Raw records
——

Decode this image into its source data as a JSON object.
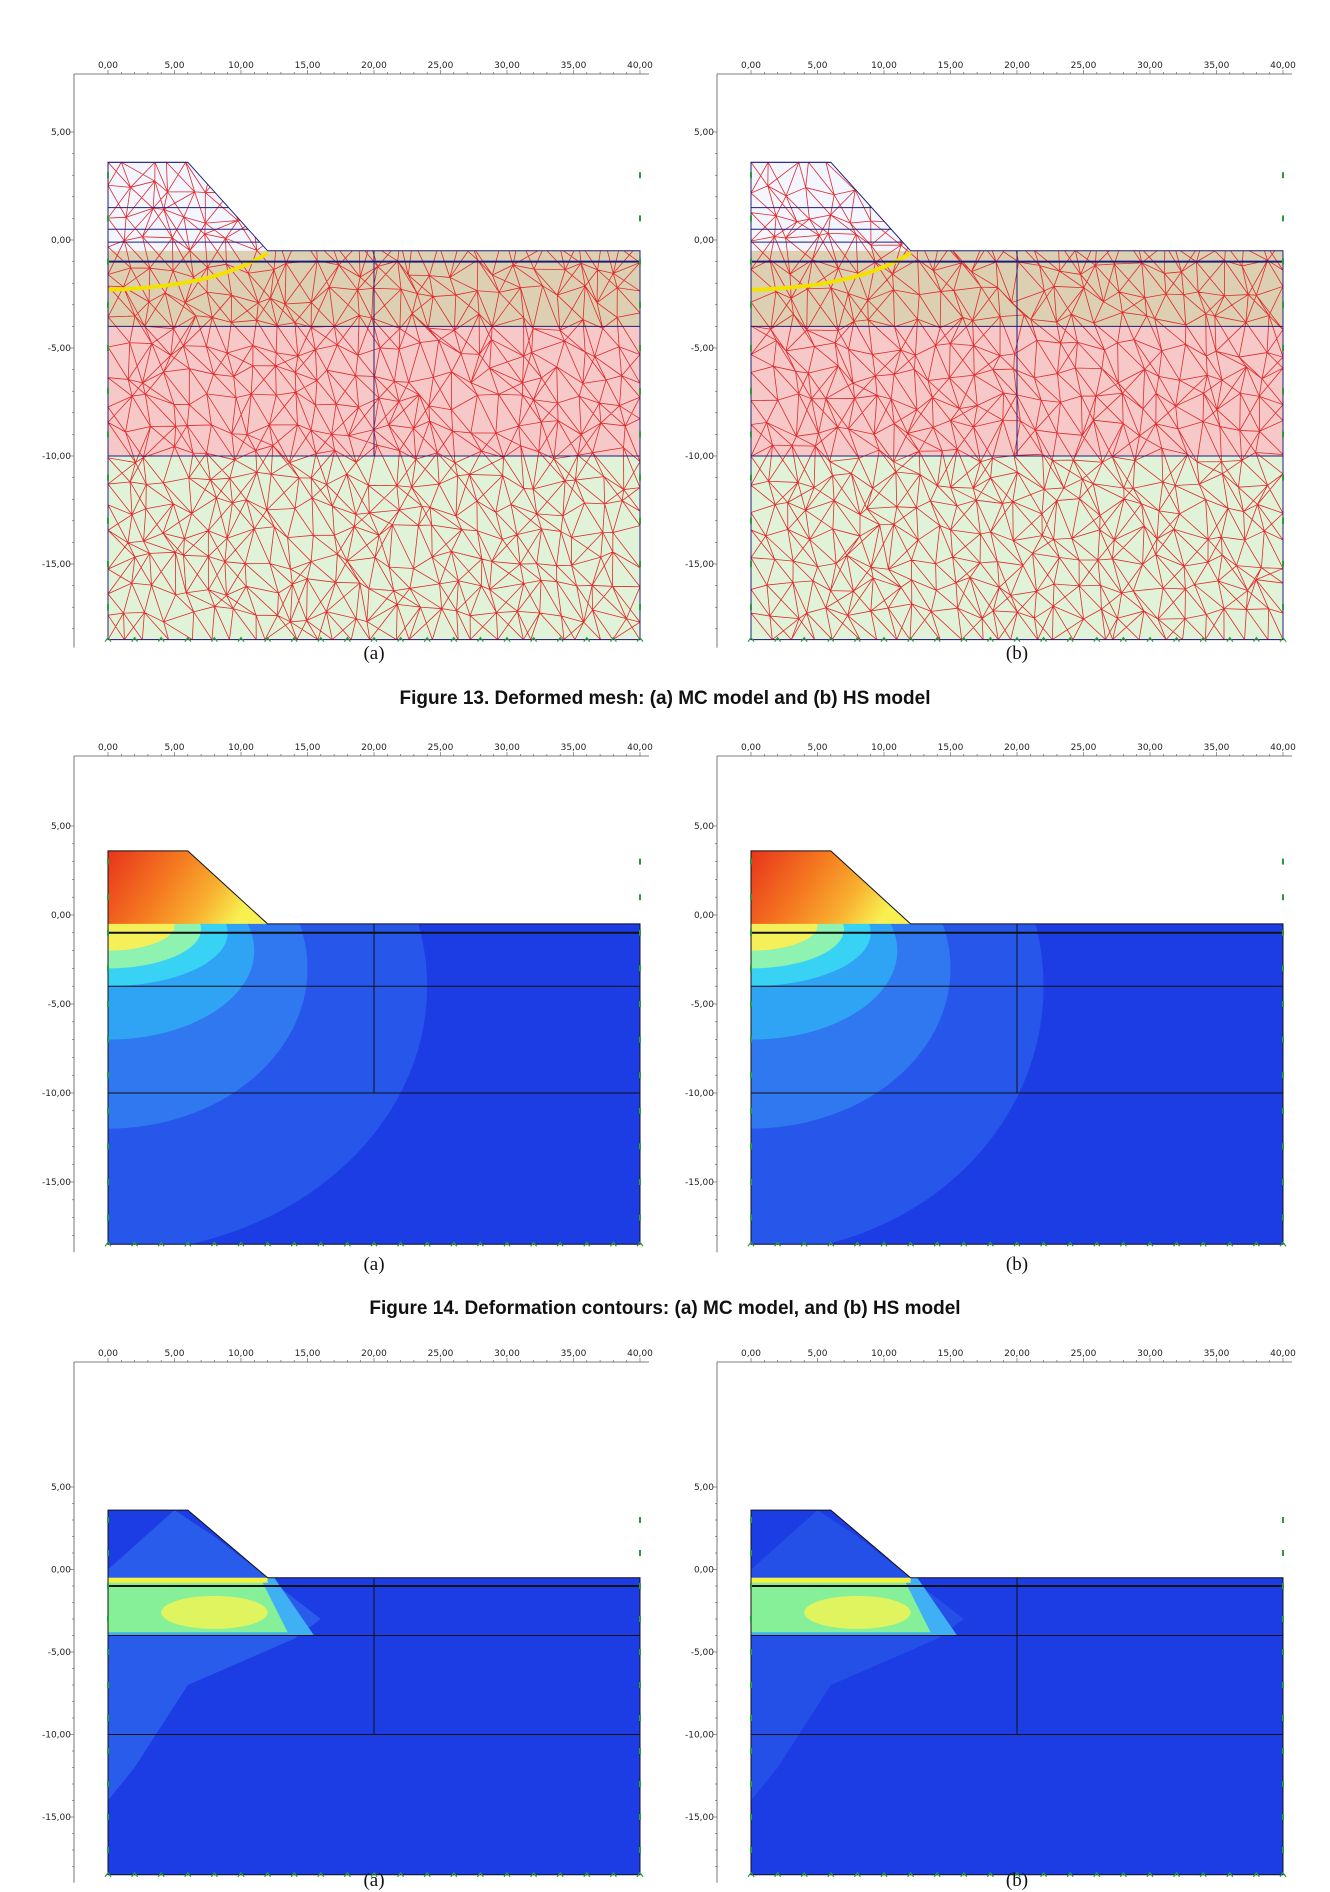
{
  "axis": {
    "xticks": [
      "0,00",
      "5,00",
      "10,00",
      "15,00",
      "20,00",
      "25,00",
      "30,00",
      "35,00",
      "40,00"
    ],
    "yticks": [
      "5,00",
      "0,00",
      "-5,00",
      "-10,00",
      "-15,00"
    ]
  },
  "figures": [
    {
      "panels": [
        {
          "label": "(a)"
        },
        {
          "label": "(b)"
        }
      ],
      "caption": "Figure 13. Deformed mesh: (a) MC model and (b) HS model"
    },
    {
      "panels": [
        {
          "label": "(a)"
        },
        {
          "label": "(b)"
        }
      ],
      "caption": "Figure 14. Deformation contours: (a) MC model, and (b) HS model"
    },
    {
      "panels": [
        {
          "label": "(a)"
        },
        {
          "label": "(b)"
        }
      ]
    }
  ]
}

——

Exercise task
All of the entries need to be transcribed word for word; pictures are left out.

The result
Decode this image into its source data as a JSON object.
{
  "axis": {
    "xticks": [
      "0,00",
      "5,00",
      "10,00",
      "15,00",
      "20,00",
      "25,00",
      "30,00",
      "35,00",
      "40,00"
    ],
    "yticks": [
      "5,00",
      "0,00",
      "-5,00",
      "-10,00",
      "-15,00"
    ]
  },
  "figures": [
    {
      "panels": [
        {
          "label": "(a)"
        },
        {
          "label": "(b)"
        }
      ],
      "caption": "Figure 13. Deformed mesh: (a) MC model and (b) HS model"
    },
    {
      "panels": [
        {
          "label": "(a)"
        },
        {
          "label": "(b)"
        }
      ],
      "caption": "Figure 14. Deformation contours: (a) MC model, and (b) HS model"
    },
    {
      "panels": [
        {
          "label": "(a)"
        },
        {
          "label": "(b)"
        }
      ]
    }
  ]
}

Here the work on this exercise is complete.